DIRECTION> Each entry below is to be printed verbatim.

***** MATERIAL

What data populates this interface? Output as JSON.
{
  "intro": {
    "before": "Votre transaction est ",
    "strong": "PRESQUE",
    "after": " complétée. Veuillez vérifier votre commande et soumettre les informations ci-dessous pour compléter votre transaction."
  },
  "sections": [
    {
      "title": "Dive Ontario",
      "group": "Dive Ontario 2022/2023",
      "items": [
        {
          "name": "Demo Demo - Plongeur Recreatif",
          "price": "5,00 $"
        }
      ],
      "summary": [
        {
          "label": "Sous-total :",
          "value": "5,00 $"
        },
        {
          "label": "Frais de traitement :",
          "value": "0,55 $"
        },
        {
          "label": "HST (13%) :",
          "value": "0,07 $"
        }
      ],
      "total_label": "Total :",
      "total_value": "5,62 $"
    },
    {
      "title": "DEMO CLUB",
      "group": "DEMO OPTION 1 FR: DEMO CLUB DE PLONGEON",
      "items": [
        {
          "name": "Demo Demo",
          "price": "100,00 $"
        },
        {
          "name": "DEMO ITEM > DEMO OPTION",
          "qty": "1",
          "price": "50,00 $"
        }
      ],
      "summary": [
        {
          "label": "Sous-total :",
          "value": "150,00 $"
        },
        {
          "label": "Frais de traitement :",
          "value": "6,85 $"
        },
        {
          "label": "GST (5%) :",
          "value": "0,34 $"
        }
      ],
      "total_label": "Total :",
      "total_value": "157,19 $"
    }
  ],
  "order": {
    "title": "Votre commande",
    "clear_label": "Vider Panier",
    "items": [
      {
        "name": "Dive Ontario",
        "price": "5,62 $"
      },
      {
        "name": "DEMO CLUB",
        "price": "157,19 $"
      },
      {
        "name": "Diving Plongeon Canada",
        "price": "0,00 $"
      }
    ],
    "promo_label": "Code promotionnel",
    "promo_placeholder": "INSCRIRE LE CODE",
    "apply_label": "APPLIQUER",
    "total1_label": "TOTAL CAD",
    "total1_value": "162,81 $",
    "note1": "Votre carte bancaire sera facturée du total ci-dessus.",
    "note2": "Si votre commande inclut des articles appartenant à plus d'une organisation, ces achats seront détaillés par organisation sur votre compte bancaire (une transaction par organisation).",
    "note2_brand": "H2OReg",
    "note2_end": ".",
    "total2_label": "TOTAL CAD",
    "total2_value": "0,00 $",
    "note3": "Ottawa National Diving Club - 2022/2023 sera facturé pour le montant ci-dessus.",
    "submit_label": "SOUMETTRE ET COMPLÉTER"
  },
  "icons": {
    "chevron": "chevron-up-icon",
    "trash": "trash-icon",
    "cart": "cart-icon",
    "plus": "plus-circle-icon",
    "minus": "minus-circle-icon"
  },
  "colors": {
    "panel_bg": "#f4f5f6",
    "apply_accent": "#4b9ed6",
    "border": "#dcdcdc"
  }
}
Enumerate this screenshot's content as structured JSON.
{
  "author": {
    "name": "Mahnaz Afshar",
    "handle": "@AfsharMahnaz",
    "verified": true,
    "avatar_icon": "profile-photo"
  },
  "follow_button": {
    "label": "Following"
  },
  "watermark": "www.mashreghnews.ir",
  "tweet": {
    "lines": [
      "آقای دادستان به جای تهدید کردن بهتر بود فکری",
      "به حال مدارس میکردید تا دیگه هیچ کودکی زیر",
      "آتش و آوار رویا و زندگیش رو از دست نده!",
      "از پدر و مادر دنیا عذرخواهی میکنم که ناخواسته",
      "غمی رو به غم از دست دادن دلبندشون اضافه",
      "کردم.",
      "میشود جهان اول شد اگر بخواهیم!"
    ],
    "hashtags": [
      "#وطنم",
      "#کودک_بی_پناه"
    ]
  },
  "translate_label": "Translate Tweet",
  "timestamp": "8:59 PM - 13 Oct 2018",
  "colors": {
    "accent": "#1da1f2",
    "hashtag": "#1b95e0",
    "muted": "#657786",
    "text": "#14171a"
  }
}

**********

EXERCISE RESPONSE>
What data populates this interface? Output as JSON.
{
  "intro": {
    "before": "Votre transaction est ",
    "strong": "PRESQUE",
    "after": " complétée. Veuillez vérifier votre commande et soumettre les informations ci-dessous pour compléter votre transaction."
  },
  "sections": [
    {
      "title": "Dive Ontario",
      "group": "Dive Ontario 2022/2023",
      "items": [
        {
          "name": "Demo Demo - Plongeur Recreatif",
          "price": "5,00 $"
        }
      ],
      "summary": [
        {
          "label": "Sous-total :",
          "value": "5,00 $"
        },
        {
          "label": "Frais de traitement :",
          "value": "0,55 $"
        },
        {
          "label": "HST (13%) :",
          "value": "0,07 $"
        }
      ],
      "total_label": "Total :",
      "total_value": "5,62 $"
    },
    {
      "title": "DEMO CLUB",
      "group": "DEMO OPTION 1 FR: DEMO CLUB DE PLONGEON",
      "items": [
        {
          "name": "Demo Demo",
          "price": "100,00 $"
        },
        {
          "name": "DEMO ITEM > DEMO OPTION",
          "qty": "1",
          "price": "50,00 $"
        }
      ],
      "summary": [
        {
          "label": "Sous-total :",
          "value": "150,00 $"
        },
        {
          "label": "Frais de traitement :",
          "value": "6,85 $"
        },
        {
          "label": "GST (5%) :",
          "value": "0,34 $"
        }
      ],
      "total_label": "Total :",
      "total_value": "157,19 $"
    }
  ],
  "order": {
    "title": "Votre commande",
    "clear_label": "Vider Panier",
    "items": [
      {
        "name": "Dive Ontario",
        "price": "5,62 $"
      },
      {
        "name": "DEMO CLUB",
        "price": "157,19 $"
      },
      {
        "name": "Diving Plongeon Canada",
        "price": "0,00 $"
      }
    ],
    "promo_label": "Code promotionnel",
    "promo_placeholder": "INSCRIRE LE CODE",
    "apply_label": "APPLIQUER",
    "total1_label": "TOTAL CAD",
    "total1_value": "162,81 $",
    "note1": "Votre carte bancaire sera facturée du total ci-dessus.",
    "note2": "Si votre commande inclut des articles appartenant à plus d'une organisation, ces achats seront détaillés par organisation sur votre compte bancaire (une transaction par organisation).",
    "note2_brand": "H2OReg",
    "note2_end": ".",
    "total2_label": "TOTAL CAD",
    "total2_value": "0,00 $",
    "note3": "Ottawa National Diving Club - 2022/2023 sera facturé pour le montant ci-dessus.",
    "submit_label": "SOUMETTRE ET COMPLÉTER"
  },
  "icons": {
    "chevron": "chevron-up-icon",
    "trash": "trash-icon",
    "cart": "cart-icon",
    "plus": "plus-circle-icon",
    "minus": "minus-circle-icon"
  },
  "colors": {
    "panel_bg": "#f4f5f6",
    "apply_accent": "#4b9ed6",
    "border": "#dcdcdc"
  }
}
Enumerate this screenshot's content as structured JSON.
{
  "author": {
    "name": "Mahnaz Afshar",
    "handle": "@AfsharMahnaz",
    "verified": true,
    "avatar_icon": "profile-photo"
  },
  "follow_button": {
    "label": "Following"
  },
  "watermark": "www.mashreghnews.ir",
  "tweet": {
    "lines": [
      "آقای دادستان به جای تهدید کردن بهتر بود فکری",
      "به حال مدارس میکردید تا دیگه هیچ کودکی زیر",
      "آتش و آوار رویا و زندگیش رو از دست نده!",
      "از پدر و مادر دنیا عذرخواهی میکنم که ناخواسته",
      "غمی رو به غم از دست دادن دلبندشون اضافه",
      "کردم.",
      "میشود جهان اول شد اگر بخواهیم!"
    ],
    "hashtags": [
      "#وطنم",
      "#کودک_بی_پناه"
    ]
  },
  "translate_label": "Translate Tweet",
  "timestamp": "8:59 PM - 13 Oct 2018",
  "colors": {
    "accent": "#1da1f2",
    "hashtag": "#1b95e0",
    "muted": "#657786",
    "text": "#14171a"
  }
}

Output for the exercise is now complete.